[Begin SUPPLIED MATERIAL]
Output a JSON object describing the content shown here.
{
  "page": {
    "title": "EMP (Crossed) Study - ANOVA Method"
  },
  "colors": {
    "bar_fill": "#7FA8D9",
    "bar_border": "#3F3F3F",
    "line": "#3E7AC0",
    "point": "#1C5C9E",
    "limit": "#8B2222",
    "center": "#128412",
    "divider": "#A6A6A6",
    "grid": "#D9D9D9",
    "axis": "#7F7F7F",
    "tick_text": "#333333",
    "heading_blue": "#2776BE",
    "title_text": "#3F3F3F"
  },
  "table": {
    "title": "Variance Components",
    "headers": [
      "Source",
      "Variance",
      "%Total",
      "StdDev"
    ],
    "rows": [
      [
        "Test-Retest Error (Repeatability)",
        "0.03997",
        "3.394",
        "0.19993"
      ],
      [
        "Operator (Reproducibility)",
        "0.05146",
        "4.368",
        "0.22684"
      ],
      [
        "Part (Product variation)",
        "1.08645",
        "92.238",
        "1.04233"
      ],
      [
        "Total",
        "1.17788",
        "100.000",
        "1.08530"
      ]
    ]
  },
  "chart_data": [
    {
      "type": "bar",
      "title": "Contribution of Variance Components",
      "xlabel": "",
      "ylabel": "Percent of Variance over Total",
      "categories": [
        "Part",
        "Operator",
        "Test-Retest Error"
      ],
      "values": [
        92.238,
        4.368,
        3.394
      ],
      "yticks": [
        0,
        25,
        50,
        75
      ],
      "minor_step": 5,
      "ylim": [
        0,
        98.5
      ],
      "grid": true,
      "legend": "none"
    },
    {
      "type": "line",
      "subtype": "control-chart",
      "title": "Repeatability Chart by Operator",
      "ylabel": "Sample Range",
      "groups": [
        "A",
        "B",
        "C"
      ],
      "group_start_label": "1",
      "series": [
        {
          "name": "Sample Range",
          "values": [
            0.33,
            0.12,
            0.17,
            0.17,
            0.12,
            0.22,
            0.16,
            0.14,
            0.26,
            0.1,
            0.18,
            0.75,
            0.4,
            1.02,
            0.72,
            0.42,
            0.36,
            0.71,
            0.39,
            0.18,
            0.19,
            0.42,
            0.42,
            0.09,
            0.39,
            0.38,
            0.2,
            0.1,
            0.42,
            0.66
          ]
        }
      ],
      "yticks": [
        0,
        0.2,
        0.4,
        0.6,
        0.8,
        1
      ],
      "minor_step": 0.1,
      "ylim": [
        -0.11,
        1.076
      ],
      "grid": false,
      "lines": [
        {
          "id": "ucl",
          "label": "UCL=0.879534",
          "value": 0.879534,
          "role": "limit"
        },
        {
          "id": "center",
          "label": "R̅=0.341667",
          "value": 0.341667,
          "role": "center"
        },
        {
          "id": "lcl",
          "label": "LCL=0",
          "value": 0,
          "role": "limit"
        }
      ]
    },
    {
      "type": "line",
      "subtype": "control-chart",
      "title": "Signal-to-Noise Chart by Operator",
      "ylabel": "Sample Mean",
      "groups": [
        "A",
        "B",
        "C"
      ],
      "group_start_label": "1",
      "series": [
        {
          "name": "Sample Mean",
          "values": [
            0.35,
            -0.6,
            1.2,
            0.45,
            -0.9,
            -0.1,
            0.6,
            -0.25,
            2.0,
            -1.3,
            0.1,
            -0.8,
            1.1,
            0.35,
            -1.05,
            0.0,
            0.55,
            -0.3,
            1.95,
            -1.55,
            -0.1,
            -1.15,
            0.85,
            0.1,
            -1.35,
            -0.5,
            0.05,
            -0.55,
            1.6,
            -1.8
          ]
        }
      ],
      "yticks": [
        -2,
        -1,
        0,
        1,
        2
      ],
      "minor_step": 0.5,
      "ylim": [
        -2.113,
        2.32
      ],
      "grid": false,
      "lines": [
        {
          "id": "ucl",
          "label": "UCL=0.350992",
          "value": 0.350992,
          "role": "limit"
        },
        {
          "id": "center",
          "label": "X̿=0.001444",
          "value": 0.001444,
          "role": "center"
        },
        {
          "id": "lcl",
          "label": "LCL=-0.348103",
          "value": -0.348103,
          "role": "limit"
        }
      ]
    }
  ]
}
[End SUPPLIED MATERIAL]
# THE TASK:
Retype every entry word for word.

# RESPONSE FOR THIS EXERCISE:
Output a JSON object describing the content shown here.
{
  "page": {
    "title": "EMP (Crossed) Study - ANOVA Method"
  },
  "colors": {
    "bar_fill": "#7FA8D9",
    "bar_border": "#3F3F3F",
    "line": "#3E7AC0",
    "point": "#1C5C9E",
    "limit": "#8B2222",
    "center": "#128412",
    "divider": "#A6A6A6",
    "grid": "#D9D9D9",
    "axis": "#7F7F7F",
    "tick_text": "#333333",
    "heading_blue": "#2776BE",
    "title_text": "#3F3F3F"
  },
  "table": {
    "title": "Variance Components",
    "headers": [
      "Source",
      "Variance",
      "%Total",
      "StdDev"
    ],
    "rows": [
      [
        "Test-Retest Error (Repeatability)",
        "0.03997",
        "3.394",
        "0.19993"
      ],
      [
        "Operator (Reproducibility)",
        "0.05146",
        "4.368",
        "0.22684"
      ],
      [
        "Part (Product variation)",
        "1.08645",
        "92.238",
        "1.04233"
      ],
      [
        "Total",
        "1.17788",
        "100.000",
        "1.08530"
      ]
    ]
  },
  "chart_data": [
    {
      "type": "bar",
      "title": "Contribution of Variance Components",
      "xlabel": "",
      "ylabel": "Percent of Variance over Total",
      "categories": [
        "Part",
        "Operator",
        "Test-Retest Error"
      ],
      "values": [
        92.238,
        4.368,
        3.394
      ],
      "yticks": [
        0,
        25,
        50,
        75
      ],
      "minor_step": 5,
      "ylim": [
        0,
        98.5
      ],
      "grid": true,
      "legend": "none"
    },
    {
      "type": "line",
      "subtype": "control-chart",
      "title": "Repeatability Chart by Operator",
      "ylabel": "Sample Range",
      "groups": [
        "A",
        "B",
        "C"
      ],
      "group_start_label": "1",
      "series": [
        {
          "name": "Sample Range",
          "values": [
            0.33,
            0.12,
            0.17,
            0.17,
            0.12,
            0.22,
            0.16,
            0.14,
            0.26,
            0.1,
            0.18,
            0.75,
            0.4,
            1.02,
            0.72,
            0.42,
            0.36,
            0.71,
            0.39,
            0.18,
            0.19,
            0.42,
            0.42,
            0.09,
            0.39,
            0.38,
            0.2,
            0.1,
            0.42,
            0.66
          ]
        }
      ],
      "yticks": [
        0,
        0.2,
        0.4,
        0.6,
        0.8,
        1
      ],
      "minor_step": 0.1,
      "ylim": [
        -0.11,
        1.076
      ],
      "grid": false,
      "lines": [
        {
          "id": "ucl",
          "label": "UCL=0.879534",
          "value": 0.879534,
          "role": "limit"
        },
        {
          "id": "center",
          "label": "R̅=0.341667",
          "value": 0.341667,
          "role": "center"
        },
        {
          "id": "lcl",
          "label": "LCL=0",
          "value": 0,
          "role": "limit"
        }
      ]
    },
    {
      "type": "line",
      "subtype": "control-chart",
      "title": "Signal-to-Noise Chart by Operator",
      "ylabel": "Sample Mean",
      "groups": [
        "A",
        "B",
        "C"
      ],
      "group_start_label": "1",
      "series": [
        {
          "name": "Sample Mean",
          "values": [
            0.35,
            -0.6,
            1.2,
            0.45,
            -0.9,
            -0.1,
            0.6,
            -0.25,
            2.0,
            -1.3,
            0.1,
            -0.8,
            1.1,
            0.35,
            -1.05,
            0.0,
            0.55,
            -0.3,
            1.95,
            -1.55,
            -0.1,
            -1.15,
            0.85,
            0.1,
            -1.35,
            -0.5,
            0.05,
            -0.55,
            1.6,
            -1.8
          ]
        }
      ],
      "yticks": [
        -2,
        -1,
        0,
        1,
        2
      ],
      "minor_step": 0.5,
      "ylim": [
        -2.113,
        2.32
      ],
      "grid": false,
      "lines": [
        {
          "id": "ucl",
          "label": "UCL=0.350992",
          "value": 0.350992,
          "role": "limit"
        },
        {
          "id": "center",
          "label": "X̿=0.001444",
          "value": 0.001444,
          "role": "center"
        },
        {
          "id": "lcl",
          "label": "LCL=-0.348103",
          "value": -0.348103,
          "role": "limit"
        }
      ]
    }
  ]
}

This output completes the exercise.